• **Objective**
Look through the material below for "name". Copy every line that contains it.

Figure data in JSON
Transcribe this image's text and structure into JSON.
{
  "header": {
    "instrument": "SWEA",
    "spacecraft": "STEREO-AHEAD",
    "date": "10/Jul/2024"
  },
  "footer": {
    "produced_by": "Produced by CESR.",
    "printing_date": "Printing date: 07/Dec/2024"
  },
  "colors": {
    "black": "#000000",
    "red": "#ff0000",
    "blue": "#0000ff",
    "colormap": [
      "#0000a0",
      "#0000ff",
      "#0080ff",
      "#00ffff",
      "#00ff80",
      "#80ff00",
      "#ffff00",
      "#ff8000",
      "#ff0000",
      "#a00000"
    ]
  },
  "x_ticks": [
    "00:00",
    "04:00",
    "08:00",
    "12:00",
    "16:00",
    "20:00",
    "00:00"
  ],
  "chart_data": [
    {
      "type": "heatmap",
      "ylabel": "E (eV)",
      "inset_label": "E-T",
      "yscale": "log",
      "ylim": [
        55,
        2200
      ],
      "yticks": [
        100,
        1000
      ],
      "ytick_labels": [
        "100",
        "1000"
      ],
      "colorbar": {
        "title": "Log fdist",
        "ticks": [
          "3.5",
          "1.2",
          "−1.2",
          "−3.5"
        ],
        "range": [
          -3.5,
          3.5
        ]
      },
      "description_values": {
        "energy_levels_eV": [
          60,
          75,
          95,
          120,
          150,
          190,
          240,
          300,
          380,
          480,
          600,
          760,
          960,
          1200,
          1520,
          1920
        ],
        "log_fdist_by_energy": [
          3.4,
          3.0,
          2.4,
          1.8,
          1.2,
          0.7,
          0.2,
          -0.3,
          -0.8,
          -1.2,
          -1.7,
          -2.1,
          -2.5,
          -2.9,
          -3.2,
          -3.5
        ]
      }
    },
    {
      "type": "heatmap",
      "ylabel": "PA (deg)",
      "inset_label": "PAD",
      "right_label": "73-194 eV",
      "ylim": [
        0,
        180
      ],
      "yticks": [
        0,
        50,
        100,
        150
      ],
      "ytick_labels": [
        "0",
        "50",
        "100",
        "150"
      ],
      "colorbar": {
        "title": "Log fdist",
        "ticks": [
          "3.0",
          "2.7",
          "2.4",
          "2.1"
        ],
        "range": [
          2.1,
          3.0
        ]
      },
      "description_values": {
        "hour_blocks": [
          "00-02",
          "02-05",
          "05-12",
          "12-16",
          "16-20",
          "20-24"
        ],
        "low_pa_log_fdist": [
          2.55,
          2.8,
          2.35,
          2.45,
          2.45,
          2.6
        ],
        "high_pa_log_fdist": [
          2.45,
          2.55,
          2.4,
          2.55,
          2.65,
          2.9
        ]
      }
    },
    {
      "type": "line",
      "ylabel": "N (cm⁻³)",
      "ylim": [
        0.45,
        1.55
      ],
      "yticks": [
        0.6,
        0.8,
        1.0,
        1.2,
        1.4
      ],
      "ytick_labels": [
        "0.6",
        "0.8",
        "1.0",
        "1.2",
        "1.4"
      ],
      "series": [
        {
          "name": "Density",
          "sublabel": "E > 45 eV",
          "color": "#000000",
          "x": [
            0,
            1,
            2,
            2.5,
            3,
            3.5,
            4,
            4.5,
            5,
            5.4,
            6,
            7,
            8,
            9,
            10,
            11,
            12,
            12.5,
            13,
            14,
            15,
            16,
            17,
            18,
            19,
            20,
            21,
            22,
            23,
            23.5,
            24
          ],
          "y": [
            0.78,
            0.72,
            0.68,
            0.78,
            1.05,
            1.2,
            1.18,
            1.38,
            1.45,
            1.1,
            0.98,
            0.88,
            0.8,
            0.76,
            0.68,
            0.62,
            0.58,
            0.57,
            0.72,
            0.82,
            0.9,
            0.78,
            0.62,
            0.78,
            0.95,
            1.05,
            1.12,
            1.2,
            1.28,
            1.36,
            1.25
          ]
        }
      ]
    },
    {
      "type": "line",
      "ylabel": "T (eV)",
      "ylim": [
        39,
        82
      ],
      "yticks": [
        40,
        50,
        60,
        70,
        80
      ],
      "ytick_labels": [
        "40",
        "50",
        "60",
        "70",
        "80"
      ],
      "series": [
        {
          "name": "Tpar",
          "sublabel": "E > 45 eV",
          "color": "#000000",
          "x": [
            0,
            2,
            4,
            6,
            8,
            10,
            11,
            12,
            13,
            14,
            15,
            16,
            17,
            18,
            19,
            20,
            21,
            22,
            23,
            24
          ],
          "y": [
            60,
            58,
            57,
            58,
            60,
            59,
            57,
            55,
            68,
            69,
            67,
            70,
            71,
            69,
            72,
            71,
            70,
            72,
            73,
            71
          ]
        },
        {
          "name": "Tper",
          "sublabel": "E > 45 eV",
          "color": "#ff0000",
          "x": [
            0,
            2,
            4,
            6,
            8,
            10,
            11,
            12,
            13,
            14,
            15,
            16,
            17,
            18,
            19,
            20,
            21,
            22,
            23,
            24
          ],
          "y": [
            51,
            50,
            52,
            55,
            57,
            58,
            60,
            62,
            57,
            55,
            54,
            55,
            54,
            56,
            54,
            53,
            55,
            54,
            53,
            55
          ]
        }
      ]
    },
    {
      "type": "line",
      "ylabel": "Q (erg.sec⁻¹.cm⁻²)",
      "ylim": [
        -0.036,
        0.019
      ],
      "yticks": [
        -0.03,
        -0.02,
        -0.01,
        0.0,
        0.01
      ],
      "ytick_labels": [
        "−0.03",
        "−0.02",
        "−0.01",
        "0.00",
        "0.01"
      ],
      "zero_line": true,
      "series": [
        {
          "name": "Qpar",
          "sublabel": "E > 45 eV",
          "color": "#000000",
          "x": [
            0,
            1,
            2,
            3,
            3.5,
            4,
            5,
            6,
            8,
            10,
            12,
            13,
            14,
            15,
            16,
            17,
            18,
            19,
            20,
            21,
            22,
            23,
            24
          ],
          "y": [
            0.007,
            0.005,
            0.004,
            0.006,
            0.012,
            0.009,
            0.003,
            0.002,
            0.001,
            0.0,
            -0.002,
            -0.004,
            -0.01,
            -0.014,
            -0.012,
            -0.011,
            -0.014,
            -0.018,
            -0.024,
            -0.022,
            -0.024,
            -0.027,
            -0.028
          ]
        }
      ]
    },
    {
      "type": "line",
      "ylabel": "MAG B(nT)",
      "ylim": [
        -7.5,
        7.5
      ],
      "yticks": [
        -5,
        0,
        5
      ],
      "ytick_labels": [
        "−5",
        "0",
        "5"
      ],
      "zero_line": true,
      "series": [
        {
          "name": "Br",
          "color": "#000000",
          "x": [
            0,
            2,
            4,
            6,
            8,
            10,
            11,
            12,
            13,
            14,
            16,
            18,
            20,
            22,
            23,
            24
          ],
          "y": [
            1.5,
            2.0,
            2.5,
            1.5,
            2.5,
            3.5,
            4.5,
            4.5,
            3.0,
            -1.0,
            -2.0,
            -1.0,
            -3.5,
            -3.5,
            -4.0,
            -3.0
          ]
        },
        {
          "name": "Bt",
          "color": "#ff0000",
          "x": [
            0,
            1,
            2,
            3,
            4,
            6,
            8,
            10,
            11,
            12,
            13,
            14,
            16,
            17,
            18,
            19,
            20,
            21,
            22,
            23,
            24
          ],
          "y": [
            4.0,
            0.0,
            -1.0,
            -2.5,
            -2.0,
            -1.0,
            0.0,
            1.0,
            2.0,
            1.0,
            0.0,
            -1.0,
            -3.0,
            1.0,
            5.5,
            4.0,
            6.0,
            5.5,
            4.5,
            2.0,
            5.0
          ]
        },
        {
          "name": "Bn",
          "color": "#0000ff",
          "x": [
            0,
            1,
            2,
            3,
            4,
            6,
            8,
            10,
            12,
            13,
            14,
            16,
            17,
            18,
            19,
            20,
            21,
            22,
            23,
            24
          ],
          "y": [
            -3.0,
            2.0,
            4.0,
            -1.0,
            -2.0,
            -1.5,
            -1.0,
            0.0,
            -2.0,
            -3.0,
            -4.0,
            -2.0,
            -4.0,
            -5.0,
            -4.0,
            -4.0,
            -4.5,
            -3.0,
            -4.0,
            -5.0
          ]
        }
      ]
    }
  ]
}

• **Exercise output**
          "name": "Density",
          "name": "Tpar",
          "name": "Tper",
          "name": "Qpar",
          "name": "Br",
          "name": "Bt",
          "name": "Bn",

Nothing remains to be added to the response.